» CHALLENGE
Output every line of the data exactly as it appears.

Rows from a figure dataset

————————

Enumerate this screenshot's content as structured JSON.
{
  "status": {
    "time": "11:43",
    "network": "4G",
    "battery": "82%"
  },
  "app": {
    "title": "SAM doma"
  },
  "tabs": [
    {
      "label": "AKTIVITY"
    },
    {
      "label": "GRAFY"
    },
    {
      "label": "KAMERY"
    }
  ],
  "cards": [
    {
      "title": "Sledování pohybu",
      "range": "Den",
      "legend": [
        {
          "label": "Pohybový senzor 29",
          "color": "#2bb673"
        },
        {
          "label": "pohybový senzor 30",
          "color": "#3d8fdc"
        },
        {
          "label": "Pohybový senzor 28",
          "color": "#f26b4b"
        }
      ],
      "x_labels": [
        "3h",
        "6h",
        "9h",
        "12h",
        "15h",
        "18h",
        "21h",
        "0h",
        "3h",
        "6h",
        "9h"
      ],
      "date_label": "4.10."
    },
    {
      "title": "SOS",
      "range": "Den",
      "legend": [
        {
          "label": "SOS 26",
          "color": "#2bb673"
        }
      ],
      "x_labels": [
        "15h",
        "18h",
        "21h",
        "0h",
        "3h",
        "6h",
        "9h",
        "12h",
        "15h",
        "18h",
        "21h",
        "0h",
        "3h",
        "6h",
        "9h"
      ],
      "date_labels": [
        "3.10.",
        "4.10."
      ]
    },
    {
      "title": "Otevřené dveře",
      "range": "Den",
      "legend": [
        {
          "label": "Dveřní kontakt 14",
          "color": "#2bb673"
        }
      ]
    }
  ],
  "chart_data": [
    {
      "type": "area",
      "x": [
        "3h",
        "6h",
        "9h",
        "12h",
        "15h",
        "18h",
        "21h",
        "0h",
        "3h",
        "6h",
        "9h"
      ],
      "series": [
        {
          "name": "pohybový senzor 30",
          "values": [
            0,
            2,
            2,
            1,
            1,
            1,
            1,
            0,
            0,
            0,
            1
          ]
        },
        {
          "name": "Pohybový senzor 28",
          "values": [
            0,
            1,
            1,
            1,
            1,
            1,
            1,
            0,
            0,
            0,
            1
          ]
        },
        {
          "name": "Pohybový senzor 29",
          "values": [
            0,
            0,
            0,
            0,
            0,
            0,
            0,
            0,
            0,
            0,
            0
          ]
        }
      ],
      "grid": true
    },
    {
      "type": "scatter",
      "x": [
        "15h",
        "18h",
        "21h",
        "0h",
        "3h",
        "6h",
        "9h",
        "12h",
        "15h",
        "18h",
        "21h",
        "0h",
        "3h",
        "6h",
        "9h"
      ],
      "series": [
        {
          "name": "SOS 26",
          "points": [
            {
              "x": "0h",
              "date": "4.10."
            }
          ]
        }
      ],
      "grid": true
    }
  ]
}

————————

» ANSWER IN FULL
Enumerate this screenshot's content as structured JSON.
{
  "status": {
    "time": "11:43",
    "network": "4G",
    "battery": "82%"
  },
  "app": {
    "title": "SAM doma"
  },
  "tabs": [
    {
      "label": "AKTIVITY"
    },
    {
      "label": "GRAFY"
    },
    {
      "label": "KAMERY"
    }
  ],
  "cards": [
    {
      "title": "Sledování pohybu",
      "range": "Den",
      "legend": [
        {
          "label": "Pohybový senzor 29",
          "color": "#2bb673"
        },
        {
          "label": "pohybový senzor 30",
          "color": "#3d8fdc"
        },
        {
          "label": "Pohybový senzor 28",
          "color": "#f26b4b"
        }
      ],
      "x_labels": [
        "3h",
        "6h",
        "9h",
        "12h",
        "15h",
        "18h",
        "21h",
        "0h",
        "3h",
        "6h",
        "9h"
      ],
      "date_label": "4.10."
    },
    {
      "title": "SOS",
      "range": "Den",
      "legend": [
        {
          "label": "SOS 26",
          "color": "#2bb673"
        }
      ],
      "x_labels": [
        "15h",
        "18h",
        "21h",
        "0h",
        "3h",
        "6h",
        "9h",
        "12h",
        "15h",
        "18h",
        "21h",
        "0h",
        "3h",
        "6h",
        "9h"
      ],
      "date_labels": [
        "3.10.",
        "4.10."
      ]
    },
    {
      "title": "Otevřené dveře",
      "range": "Den",
      "legend": [
        {
          "label": "Dveřní kontakt 14",
          "color": "#2bb673"
        }
      ]
    }
  ],
  "chart_data": [
    {
      "type": "area",
      "x": [
        "3h",
        "6h",
        "9h",
        "12h",
        "15h",
        "18h",
        "21h",
        "0h",
        "3h",
        "6h",
        "9h"
      ],
      "series": [
        {
          "name": "pohybový senzor 30",
          "values": [
            0,
            2,
            2,
            1,
            1,
            1,
            1,
            0,
            0,
            0,
            1
          ]
        },
        {
          "name": "Pohybový senzor 28",
          "values": [
            0,
            1,
            1,
            1,
            1,
            1,
            1,
            0,
            0,
            0,
            1
          ]
        },
        {
          "name": "Pohybový senzor 29",
          "values": [
            0,
            0,
            0,
            0,
            0,
            0,
            0,
            0,
            0,
            0,
            0
          ]
        }
      ],
      "grid": true
    },
    {
      "type": "scatter",
      "x": [
        "15h",
        "18h",
        "21h",
        "0h",
        "3h",
        "6h",
        "9h",
        "12h",
        "15h",
        "18h",
        "21h",
        "0h",
        "3h",
        "6h",
        "9h"
      ],
      "series": [
        {
          "name": "SOS 26",
          "points": [
            {
              "x": "0h",
              "date": "4.10."
            }
          ]
        }
      ],
      "grid": true
    }
  ]
}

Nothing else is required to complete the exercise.